Problem to work on: Quote the whole listing word for word. Do not include the pictures.

Material provided:
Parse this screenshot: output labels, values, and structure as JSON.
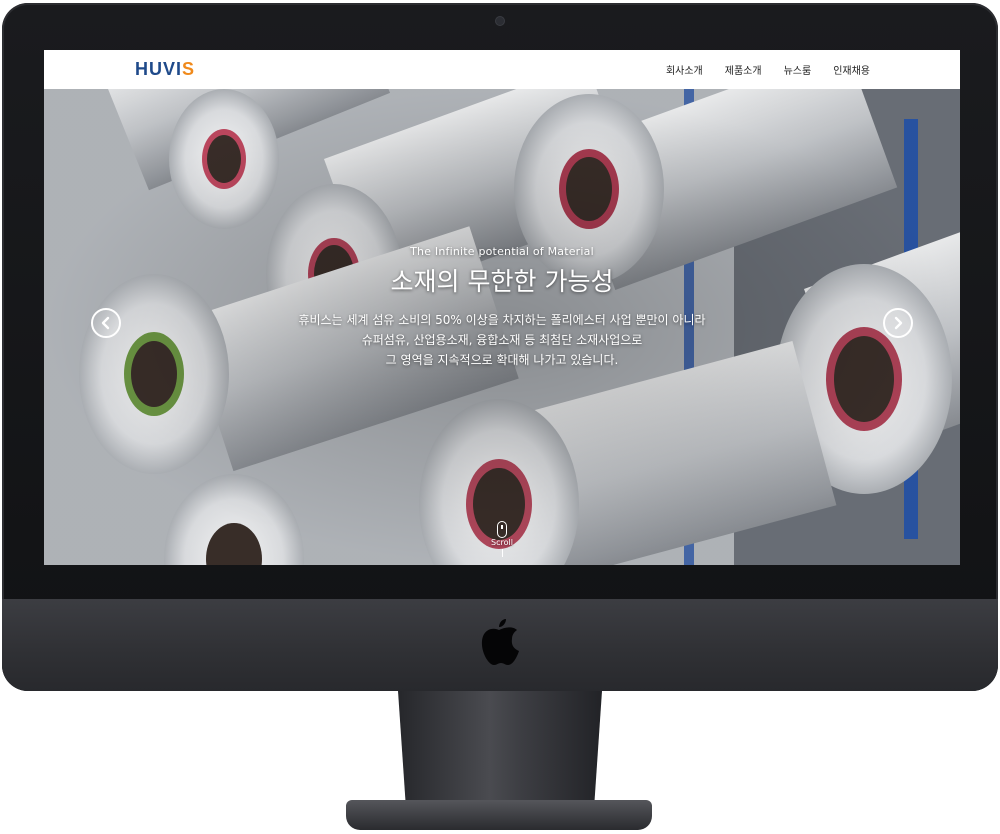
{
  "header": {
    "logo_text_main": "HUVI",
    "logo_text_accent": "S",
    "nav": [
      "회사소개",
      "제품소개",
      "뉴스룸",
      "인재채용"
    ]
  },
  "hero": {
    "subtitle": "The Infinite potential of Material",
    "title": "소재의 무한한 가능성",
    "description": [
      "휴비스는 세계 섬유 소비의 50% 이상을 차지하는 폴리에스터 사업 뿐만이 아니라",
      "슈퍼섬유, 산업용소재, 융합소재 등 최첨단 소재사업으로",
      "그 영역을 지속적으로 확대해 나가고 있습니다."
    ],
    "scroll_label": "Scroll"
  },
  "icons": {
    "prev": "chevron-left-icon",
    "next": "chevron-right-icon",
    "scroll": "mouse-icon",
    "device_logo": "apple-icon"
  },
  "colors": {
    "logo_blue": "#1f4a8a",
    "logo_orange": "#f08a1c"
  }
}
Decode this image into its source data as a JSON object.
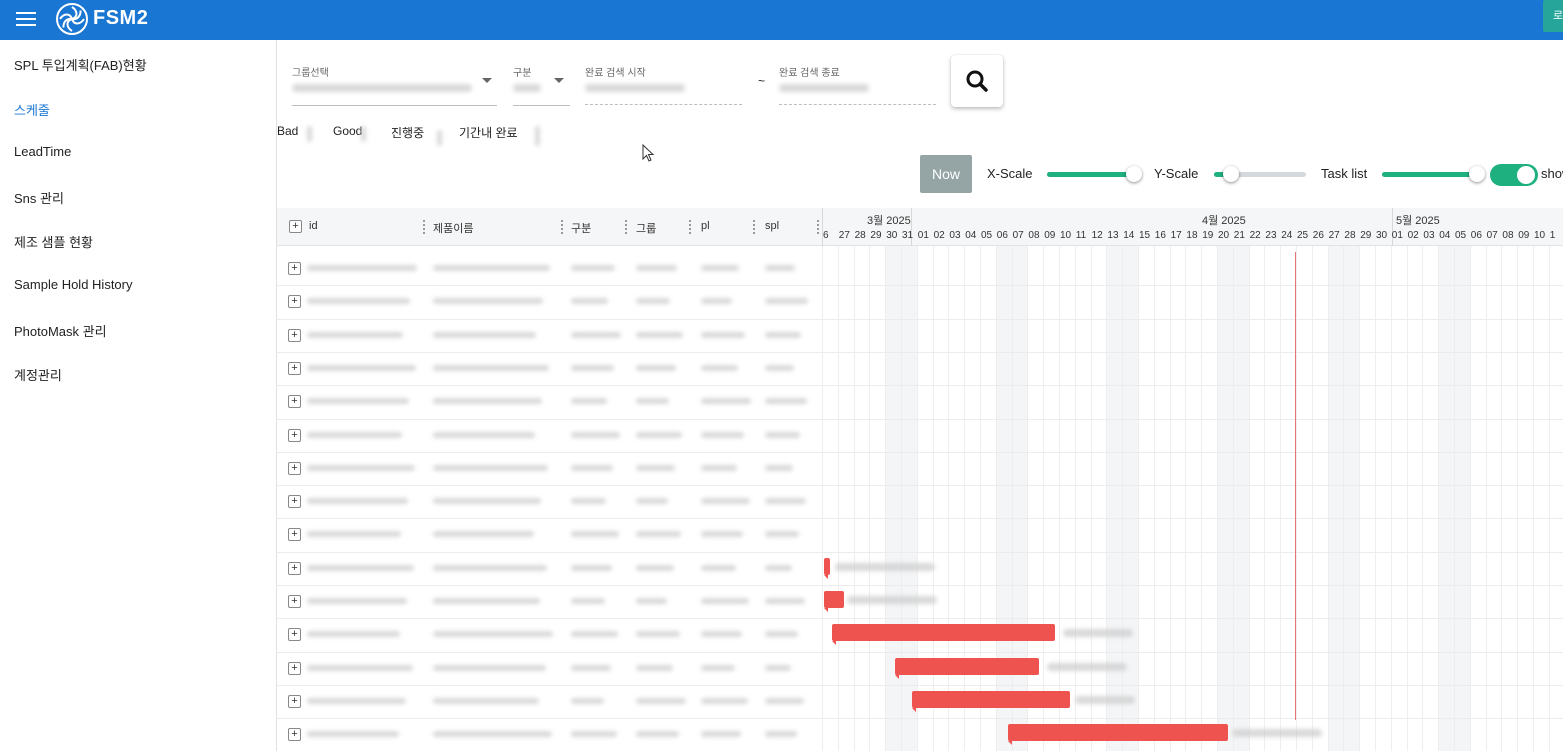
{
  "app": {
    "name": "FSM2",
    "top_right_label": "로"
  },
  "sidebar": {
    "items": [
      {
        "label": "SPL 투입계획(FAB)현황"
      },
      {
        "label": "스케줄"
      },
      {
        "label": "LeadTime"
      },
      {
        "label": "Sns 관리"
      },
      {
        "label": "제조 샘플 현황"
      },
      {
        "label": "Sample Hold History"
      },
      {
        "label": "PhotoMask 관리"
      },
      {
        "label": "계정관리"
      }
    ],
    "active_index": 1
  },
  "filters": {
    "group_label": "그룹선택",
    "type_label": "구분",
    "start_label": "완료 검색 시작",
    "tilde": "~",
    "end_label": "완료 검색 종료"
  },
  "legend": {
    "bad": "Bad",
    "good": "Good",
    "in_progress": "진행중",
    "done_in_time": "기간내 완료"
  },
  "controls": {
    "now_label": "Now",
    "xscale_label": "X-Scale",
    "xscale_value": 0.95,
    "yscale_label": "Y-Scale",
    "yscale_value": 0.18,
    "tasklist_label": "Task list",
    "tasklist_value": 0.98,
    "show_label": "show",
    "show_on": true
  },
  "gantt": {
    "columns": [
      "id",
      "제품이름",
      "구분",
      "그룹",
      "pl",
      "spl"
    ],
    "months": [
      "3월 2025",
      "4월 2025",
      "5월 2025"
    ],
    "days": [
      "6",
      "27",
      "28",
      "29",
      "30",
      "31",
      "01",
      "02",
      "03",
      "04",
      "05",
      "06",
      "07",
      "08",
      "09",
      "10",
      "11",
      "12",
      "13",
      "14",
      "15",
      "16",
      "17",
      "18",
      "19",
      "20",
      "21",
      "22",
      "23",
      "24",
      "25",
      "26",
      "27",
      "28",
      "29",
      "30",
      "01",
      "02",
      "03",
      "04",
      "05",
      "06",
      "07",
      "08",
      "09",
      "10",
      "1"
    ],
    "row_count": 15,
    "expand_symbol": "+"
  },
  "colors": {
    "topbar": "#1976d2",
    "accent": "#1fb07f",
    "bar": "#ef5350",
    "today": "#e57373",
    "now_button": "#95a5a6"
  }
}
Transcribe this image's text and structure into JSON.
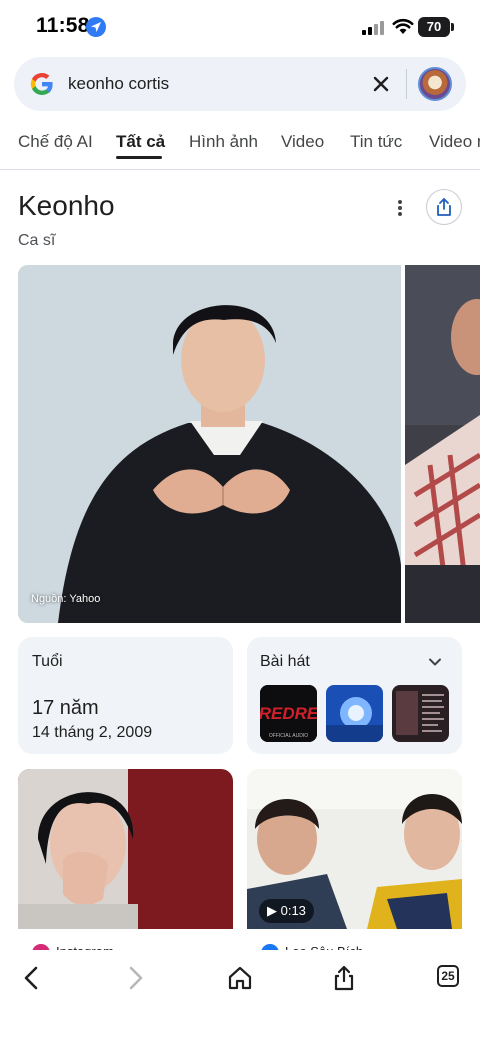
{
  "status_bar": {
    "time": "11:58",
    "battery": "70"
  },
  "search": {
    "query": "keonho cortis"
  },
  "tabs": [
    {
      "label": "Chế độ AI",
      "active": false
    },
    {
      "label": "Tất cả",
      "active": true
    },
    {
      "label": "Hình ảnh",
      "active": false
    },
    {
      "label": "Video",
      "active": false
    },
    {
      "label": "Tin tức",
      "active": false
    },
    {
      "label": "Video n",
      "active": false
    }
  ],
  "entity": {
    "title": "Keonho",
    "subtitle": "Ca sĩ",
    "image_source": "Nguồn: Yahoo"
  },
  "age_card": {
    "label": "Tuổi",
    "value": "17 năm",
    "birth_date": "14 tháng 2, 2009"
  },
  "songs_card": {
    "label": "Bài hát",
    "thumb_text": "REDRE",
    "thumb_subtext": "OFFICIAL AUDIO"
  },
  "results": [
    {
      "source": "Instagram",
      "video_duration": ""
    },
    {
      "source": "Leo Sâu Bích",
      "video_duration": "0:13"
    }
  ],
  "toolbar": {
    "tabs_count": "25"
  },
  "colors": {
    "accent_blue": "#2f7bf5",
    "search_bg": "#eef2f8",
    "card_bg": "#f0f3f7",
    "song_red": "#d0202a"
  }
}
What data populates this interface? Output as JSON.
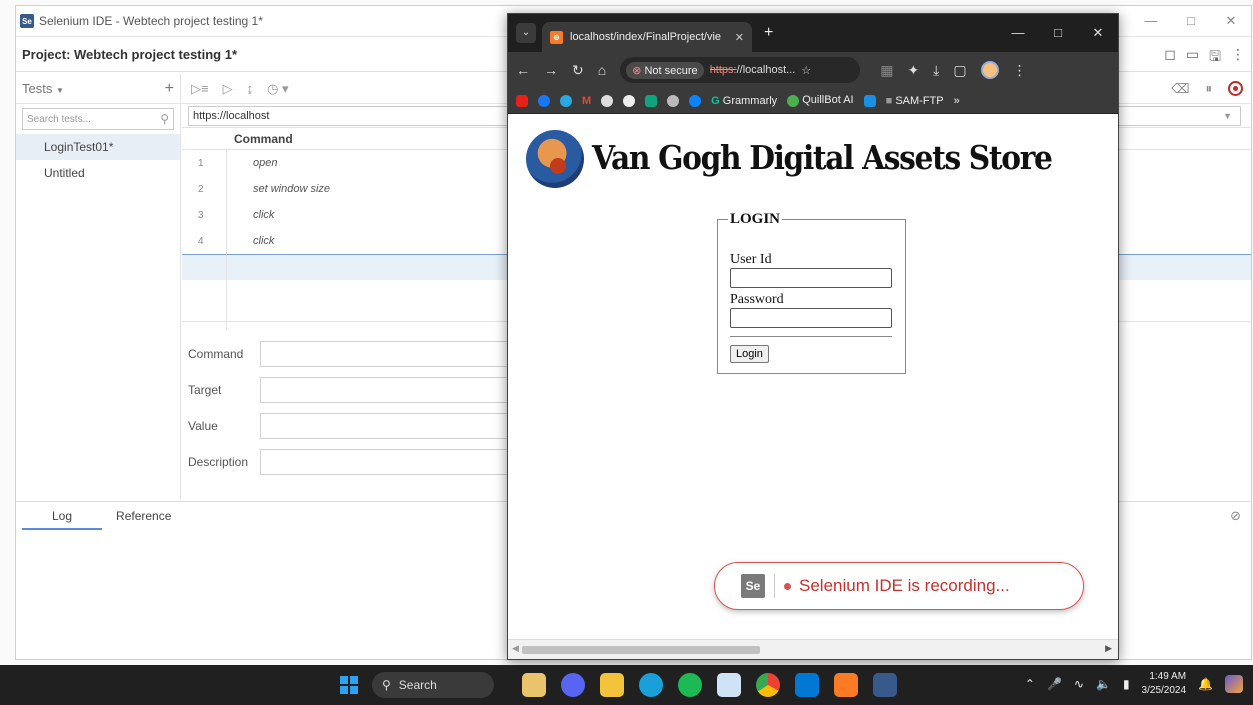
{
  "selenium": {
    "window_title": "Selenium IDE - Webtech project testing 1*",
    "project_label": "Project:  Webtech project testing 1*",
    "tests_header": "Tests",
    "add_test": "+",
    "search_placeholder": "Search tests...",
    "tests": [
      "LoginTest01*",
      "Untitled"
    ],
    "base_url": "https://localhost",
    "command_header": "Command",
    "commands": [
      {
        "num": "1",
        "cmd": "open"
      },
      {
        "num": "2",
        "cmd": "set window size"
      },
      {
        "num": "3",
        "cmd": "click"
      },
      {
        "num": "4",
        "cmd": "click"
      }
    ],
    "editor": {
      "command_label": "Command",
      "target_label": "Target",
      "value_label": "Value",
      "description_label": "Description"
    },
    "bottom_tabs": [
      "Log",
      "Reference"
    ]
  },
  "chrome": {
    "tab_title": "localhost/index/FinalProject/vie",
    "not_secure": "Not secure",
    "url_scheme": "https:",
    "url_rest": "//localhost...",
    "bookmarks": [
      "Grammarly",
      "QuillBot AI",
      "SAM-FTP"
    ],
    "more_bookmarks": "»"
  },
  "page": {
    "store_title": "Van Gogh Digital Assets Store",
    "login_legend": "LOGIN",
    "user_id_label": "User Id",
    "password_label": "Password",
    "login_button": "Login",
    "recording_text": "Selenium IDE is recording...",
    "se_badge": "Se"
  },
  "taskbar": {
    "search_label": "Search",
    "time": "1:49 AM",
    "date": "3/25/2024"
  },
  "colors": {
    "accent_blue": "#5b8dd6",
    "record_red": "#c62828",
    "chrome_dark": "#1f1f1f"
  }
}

Answer in full:
Parse this screenshot: output labels, values, and structure as JSON.
{
  "header": {
    "logo_text_main": "HUVI",
    "logo_text_accent": "S",
    "nav": [
      "회사소개",
      "제품소개",
      "뉴스룸",
      "인재채용"
    ]
  },
  "hero": {
    "subtitle": "The Infinite potential of Material",
    "title": "소재의 무한한 가능성",
    "description": [
      "휴비스는 세계 섬유 소비의 50% 이상을 차지하는 폴리에스터 사업 뿐만이 아니라",
      "슈퍼섬유, 산업용소재, 융합소재 등 최첨단 소재사업으로",
      "그 영역을 지속적으로 확대해 나가고 있습니다."
    ],
    "scroll_label": "Scroll"
  },
  "icons": {
    "prev": "chevron-left-icon",
    "next": "chevron-right-icon",
    "scroll": "mouse-icon",
    "device_logo": "apple-icon"
  },
  "colors": {
    "logo_blue": "#1f4a8a",
    "logo_orange": "#f08a1c"
  }
}
Decode this image into its source data as a JSON object.
{
  "app": {
    "name": "FSM2",
    "top_right_label": "로"
  },
  "sidebar": {
    "items": [
      {
        "label": "SPL 투입계획(FAB)현황"
      },
      {
        "label": "스케줄"
      },
      {
        "label": "LeadTime"
      },
      {
        "label": "Sns 관리"
      },
      {
        "label": "제조 샘플 현황"
      },
      {
        "label": "Sample Hold History"
      },
      {
        "label": "PhotoMask 관리"
      },
      {
        "label": "계정관리"
      }
    ],
    "active_index": 1
  },
  "filters": {
    "group_label": "그룹선택",
    "type_label": "구분",
    "start_label": "완료 검색 시작",
    "tilde": "~",
    "end_label": "완료 검색 종료"
  },
  "legend": {
    "bad": "Bad",
    "good": "Good",
    "in_progress": "진행중",
    "done_in_time": "기간내 완료"
  },
  "controls": {
    "now_label": "Now",
    "xscale_label": "X-Scale",
    "xscale_value": 0.95,
    "yscale_label": "Y-Scale",
    "yscale_value": 0.18,
    "tasklist_label": "Task list",
    "tasklist_value": 0.98,
    "show_label": "show",
    "show_on": true
  },
  "gantt": {
    "columns": [
      "id",
      "제품이름",
      "구분",
      "그룹",
      "pl",
      "spl"
    ],
    "months": [
      "3월 2025",
      "4월 2025",
      "5월 2025"
    ],
    "days": [
      "6",
      "27",
      "28",
      "29",
      "30",
      "31",
      "01",
      "02",
      "03",
      "04",
      "05",
      "06",
      "07",
      "08",
      "09",
      "10",
      "11",
      "12",
      "13",
      "14",
      "15",
      "16",
      "17",
      "18",
      "19",
      "20",
      "21",
      "22",
      "23",
      "24",
      "25",
      "26",
      "27",
      "28",
      "29",
      "30",
      "01",
      "02",
      "03",
      "04",
      "05",
      "06",
      "07",
      "08",
      "09",
      "10",
      "1"
    ],
    "row_count": 15,
    "expand_symbol": "+"
  },
  "colors": {
    "topbar": "#1976d2",
    "accent": "#1fb07f",
    "bar": "#ef5350",
    "today": "#e57373",
    "now_button": "#95a5a6"
  }
}
Transcribe this image's text and structure into JSON.
{
  "status_bar": {
    "time": "11:58",
    "battery": "70"
  },
  "search": {
    "query": "keonho cortis"
  },
  "tabs": [
    {
      "label": "Chế độ AI",
      "active": false
    },
    {
      "label": "Tất cả",
      "active": true
    },
    {
      "label": "Hình ảnh",
      "active": false
    },
    {
      "label": "Video",
      "active": false
    },
    {
      "label": "Tin tức",
      "active": false
    },
    {
      "label": "Video n",
      "active": false
    }
  ],
  "entity": {
    "title": "Keonho",
    "subtitle": "Ca sĩ",
    "image_source": "Nguồn: Yahoo"
  },
  "age_card": {
    "label": "Tuổi",
    "value": "17 năm",
    "birth_date": "14 tháng 2, 2009"
  },
  "songs_card": {
    "label": "Bài hát",
    "thumb_text": "REDRE",
    "thumb_subtext": "OFFICIAL AUDIO"
  },
  "results": [
    {
      "source": "Instagram",
      "video_duration": ""
    },
    {
      "source": "Leo Sâu Bích",
      "video_duration": "0:13"
    }
  ],
  "toolbar": {
    "tabs_count": "25"
  },
  "colors": {
    "accent_blue": "#2f7bf5",
    "search_bg": "#eef2f8",
    "card_bg": "#f0f3f7",
    "song_red": "#d0202a"
  }
}
What data populates this interface? Output as JSON.
{
  "selenium": {
    "window_title": "Selenium IDE - Webtech project testing 1*",
    "project_label": "Project:  Webtech project testing 1*",
    "tests_header": "Tests",
    "add_test": "+",
    "search_placeholder": "Search tests...",
    "tests": [
      "LoginTest01*",
      "Untitled"
    ],
    "base_url": "https://localhost",
    "command_header": "Command",
    "commands": [
      {
        "num": "1",
        "cmd": "open"
      },
      {
        "num": "2",
        "cmd": "set window size"
      },
      {
        "num": "3",
        "cmd": "click"
      },
      {
        "num": "4",
        "cmd": "click"
      }
    ],
    "editor": {
      "command_label": "Command",
      "target_label": "Target",
      "value_label": "Value",
      "description_label": "Description"
    },
    "bottom_tabs": [
      "Log",
      "Reference"
    ]
  },
  "chrome": {
    "tab_title": "localhost/index/FinalProject/vie",
    "not_secure": "Not secure",
    "url_scheme": "https:",
    "url_rest": "//localhost...",
    "bookmarks": [
      "Grammarly",
      "QuillBot AI",
      "SAM-FTP"
    ],
    "more_bookmarks": "»"
  },
  "page": {
    "store_title": "Van Gogh Digital Assets Store",
    "login_legend": "LOGIN",
    "user_id_label": "User Id",
    "password_label": "Password",
    "login_button": "Login",
    "recording_text": "Selenium IDE is recording...",
    "se_badge": "Se"
  },
  "taskbar": {
    "search_label": "Search",
    "time": "1:49 AM",
    "date": "3/25/2024"
  },
  "colors": {
    "accent_blue": "#5b8dd6",
    "record_red": "#c62828",
    "chrome_dark": "#1f1f1f"
  }
}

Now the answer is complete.